En el primero era conquistador; en el segundo, administrador.
También era un hombre transformado. Como la espada que llevaba al cinto y que tenía dos filos muy cortantes, pero cuya empuñadura afectaba la forma de una cruz; así el primer Cortés -la hoja de acero- era todo un capitán, mientras el otro Cortés, la empuñadura, era un misionero, de gran celo aunque no de gran prudencia. La dura necesidad de batallar mantuvo en él siempre al soldado, pero concluída la batalla, su corazón, cuando menos, era el de un fanático de Dios y de México. Hasta tenía que irle a la mano su capellán fray Bartolomé de Olmedo, por el celo rabioso con el que pretendía persuadir a Moctezuma a que aceptara la fe cristiana.

[Datos de disposición espacial]
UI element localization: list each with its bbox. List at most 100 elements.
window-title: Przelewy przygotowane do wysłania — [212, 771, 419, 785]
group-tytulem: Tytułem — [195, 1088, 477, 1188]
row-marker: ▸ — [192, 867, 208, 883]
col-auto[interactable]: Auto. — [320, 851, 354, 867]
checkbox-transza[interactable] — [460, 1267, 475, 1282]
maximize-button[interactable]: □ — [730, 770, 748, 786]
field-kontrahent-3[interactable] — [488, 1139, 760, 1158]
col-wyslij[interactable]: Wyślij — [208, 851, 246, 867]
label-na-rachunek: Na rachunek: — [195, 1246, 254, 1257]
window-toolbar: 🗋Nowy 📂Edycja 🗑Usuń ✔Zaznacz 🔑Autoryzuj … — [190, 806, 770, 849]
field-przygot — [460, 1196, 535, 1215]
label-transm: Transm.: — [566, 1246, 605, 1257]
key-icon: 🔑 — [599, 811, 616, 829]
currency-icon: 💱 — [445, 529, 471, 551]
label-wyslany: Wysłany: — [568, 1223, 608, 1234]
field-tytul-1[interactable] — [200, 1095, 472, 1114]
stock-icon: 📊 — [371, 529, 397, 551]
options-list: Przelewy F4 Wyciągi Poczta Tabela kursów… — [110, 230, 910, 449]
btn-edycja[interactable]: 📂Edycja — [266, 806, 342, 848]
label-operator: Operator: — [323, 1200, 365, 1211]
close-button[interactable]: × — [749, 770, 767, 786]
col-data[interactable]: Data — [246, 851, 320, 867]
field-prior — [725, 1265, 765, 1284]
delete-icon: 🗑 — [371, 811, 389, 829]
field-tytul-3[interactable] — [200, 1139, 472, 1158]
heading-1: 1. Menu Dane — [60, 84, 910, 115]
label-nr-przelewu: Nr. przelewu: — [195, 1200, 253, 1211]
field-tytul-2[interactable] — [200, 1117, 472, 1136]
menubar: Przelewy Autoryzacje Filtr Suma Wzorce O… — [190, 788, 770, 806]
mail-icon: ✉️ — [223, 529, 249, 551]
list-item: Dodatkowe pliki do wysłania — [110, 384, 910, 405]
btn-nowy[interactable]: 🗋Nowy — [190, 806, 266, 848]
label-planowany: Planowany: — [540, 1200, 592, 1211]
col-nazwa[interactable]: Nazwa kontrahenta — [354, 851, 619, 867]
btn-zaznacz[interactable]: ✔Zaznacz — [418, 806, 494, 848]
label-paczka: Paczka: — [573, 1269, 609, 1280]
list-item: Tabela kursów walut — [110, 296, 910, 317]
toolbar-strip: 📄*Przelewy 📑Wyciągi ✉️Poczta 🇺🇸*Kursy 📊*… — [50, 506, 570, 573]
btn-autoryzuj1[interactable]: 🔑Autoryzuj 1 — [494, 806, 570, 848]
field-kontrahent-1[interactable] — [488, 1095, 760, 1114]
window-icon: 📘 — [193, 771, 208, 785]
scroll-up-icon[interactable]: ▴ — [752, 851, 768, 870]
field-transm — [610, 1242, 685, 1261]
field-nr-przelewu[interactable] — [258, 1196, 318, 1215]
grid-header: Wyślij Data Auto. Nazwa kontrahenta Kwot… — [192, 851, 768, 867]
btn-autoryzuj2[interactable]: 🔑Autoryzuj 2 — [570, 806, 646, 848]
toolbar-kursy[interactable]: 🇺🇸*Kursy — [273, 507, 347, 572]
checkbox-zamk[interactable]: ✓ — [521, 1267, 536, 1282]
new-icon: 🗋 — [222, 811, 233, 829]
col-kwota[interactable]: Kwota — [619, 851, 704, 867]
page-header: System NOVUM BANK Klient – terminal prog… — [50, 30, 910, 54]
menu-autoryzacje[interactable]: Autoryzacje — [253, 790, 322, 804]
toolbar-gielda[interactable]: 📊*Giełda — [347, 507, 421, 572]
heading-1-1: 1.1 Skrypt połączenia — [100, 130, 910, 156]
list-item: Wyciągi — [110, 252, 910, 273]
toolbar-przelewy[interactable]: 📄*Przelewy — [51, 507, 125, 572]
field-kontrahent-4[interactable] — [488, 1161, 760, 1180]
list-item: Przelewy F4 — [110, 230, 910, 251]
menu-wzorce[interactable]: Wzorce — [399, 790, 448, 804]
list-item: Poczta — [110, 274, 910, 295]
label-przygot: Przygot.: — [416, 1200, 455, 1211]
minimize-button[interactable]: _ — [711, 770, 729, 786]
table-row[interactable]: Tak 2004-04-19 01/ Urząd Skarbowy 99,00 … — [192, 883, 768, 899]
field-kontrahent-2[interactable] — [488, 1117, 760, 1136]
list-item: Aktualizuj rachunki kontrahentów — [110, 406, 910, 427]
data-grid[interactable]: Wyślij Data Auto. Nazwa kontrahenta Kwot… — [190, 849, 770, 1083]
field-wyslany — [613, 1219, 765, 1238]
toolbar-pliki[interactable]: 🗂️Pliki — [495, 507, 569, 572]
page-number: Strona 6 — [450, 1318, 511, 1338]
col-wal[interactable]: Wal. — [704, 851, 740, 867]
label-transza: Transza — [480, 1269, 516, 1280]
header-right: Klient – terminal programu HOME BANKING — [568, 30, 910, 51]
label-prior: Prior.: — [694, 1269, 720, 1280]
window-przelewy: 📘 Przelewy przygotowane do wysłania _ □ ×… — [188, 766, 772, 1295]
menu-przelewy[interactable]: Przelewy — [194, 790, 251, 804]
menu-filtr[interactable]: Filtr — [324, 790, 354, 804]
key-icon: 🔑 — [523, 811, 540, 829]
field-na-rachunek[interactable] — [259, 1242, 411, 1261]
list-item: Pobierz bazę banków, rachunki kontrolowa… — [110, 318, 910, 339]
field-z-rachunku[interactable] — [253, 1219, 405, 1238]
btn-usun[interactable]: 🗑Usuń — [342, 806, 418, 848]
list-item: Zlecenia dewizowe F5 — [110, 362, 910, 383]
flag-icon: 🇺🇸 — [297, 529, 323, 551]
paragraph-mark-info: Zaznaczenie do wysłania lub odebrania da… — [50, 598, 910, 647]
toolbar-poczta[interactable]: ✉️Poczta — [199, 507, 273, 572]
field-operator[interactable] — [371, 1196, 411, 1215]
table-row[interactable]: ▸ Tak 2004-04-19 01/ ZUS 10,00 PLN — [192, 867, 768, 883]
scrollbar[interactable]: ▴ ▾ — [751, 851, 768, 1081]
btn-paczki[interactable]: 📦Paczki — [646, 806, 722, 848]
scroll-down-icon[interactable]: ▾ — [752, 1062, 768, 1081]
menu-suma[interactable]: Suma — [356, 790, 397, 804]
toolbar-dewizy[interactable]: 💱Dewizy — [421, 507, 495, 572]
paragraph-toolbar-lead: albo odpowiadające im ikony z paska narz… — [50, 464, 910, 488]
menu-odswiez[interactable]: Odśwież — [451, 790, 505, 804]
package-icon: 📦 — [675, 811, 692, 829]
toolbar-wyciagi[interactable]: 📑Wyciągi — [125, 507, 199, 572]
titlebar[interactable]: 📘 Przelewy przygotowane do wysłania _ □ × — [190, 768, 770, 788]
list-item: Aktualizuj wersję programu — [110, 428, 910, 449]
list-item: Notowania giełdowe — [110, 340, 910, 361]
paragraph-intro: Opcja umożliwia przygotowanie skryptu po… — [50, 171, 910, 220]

#### Ejercicios:
A – Según el fragmento sobre Cortés, ¿quién era su capellán?
B – Copia de nuevo el listado desde su inicio hasta la línea que contiene "toolbar-strip: 📄*Przelewy 📑Wyciągi", ambas incluidas, y cambia "Tytułem" por "Título" sin tocar nada más.

#### Soluciones desarrolladas:
A – Fray Bartolomé de Olmedo.

B –
UI element localization: list each with its bbox. List at most 100 elements.
window-title: Przelewy przygotowane do wysłania — [212, 771, 419, 785]
group-tytulem: Título — [195, 1088, 477, 1188]
row-marker: ▸ — [192, 867, 208, 883]
col-auto[interactable]: Auto. — [320, 851, 354, 867]
checkbox-transza[interactable] — [460, 1267, 475, 1282]
maximize-button[interactable]: □ — [730, 770, 748, 786]
field-kontrahent-3[interactable] — [488, 1139, 760, 1158]
col-wyslij[interactable]: Wyślij — [208, 851, 246, 867]
label-na-rachunek: Na rachunek: — [195, 1246, 254, 1257]
window-toolbar: 🗋Nowy 📂Edycja 🗑Usuń ✔Zaznacz 🔑Autoryzuj … — [190, 806, 770, 849]
field-przygot — [460, 1196, 535, 1215]
label-transm: Transm.: — [566, 1246, 605, 1257]
key-icon: 🔑 — [599, 811, 616, 829]
currency-icon: 💱 — [445, 529, 471, 551]
label-wyslany: Wysłany: — [568, 1223, 608, 1234]
field-tytul-1[interactable] — [200, 1095, 472, 1114]
stock-icon: 📊 — [371, 529, 397, 551]
options-list: Przelewy F4 Wyciągi Poczta Tabela kursów… — [110, 230, 910, 449]
btn-edycja[interactable]: 📂Edycja — [266, 806, 342, 848]
label-operator: Operator: — [323, 1200, 365, 1211]
close-button[interactable]: × — [749, 770, 767, 786]
col-data[interactable]: Data — [246, 851, 320, 867]
field-prior — [725, 1265, 765, 1284]
delete-icon: 🗑 — [371, 811, 389, 829]
field-tytul-3[interactable] — [200, 1139, 472, 1158]
heading-1: 1. Menu Dane — [60, 84, 910, 115]
label-nr-przelewu: Nr. przelewu: — [195, 1200, 253, 1211]
field-tytul-2[interactable] — [200, 1117, 472, 1136]
menubar: Przelewy Autoryzacje Filtr Suma Wzorce O… — [190, 788, 770, 806]
mail-icon: ✉️ — [223, 529, 249, 551]
list-item: Dodatkowe pliki do wysłania — [110, 384, 910, 405]
btn-nowy[interactable]: 🗋Nowy — [190, 806, 266, 848]
label-planowany: Planowany: — [540, 1200, 592, 1211]
col-nazwa[interactable]: Nazwa kontrahenta — [354, 851, 619, 867]
btn-zaznacz[interactable]: ✔Zaznacz — [418, 806, 494, 848]
label-paczka: Paczka: — [573, 1269, 609, 1280]
list-item: Tabela kursów walut — [110, 296, 910, 317]
toolbar-strip: 📄*Przelewy 📑Wyciągi ✉️Poczta 🇺🇸*Kursy 📊*… — [50, 506, 570, 573]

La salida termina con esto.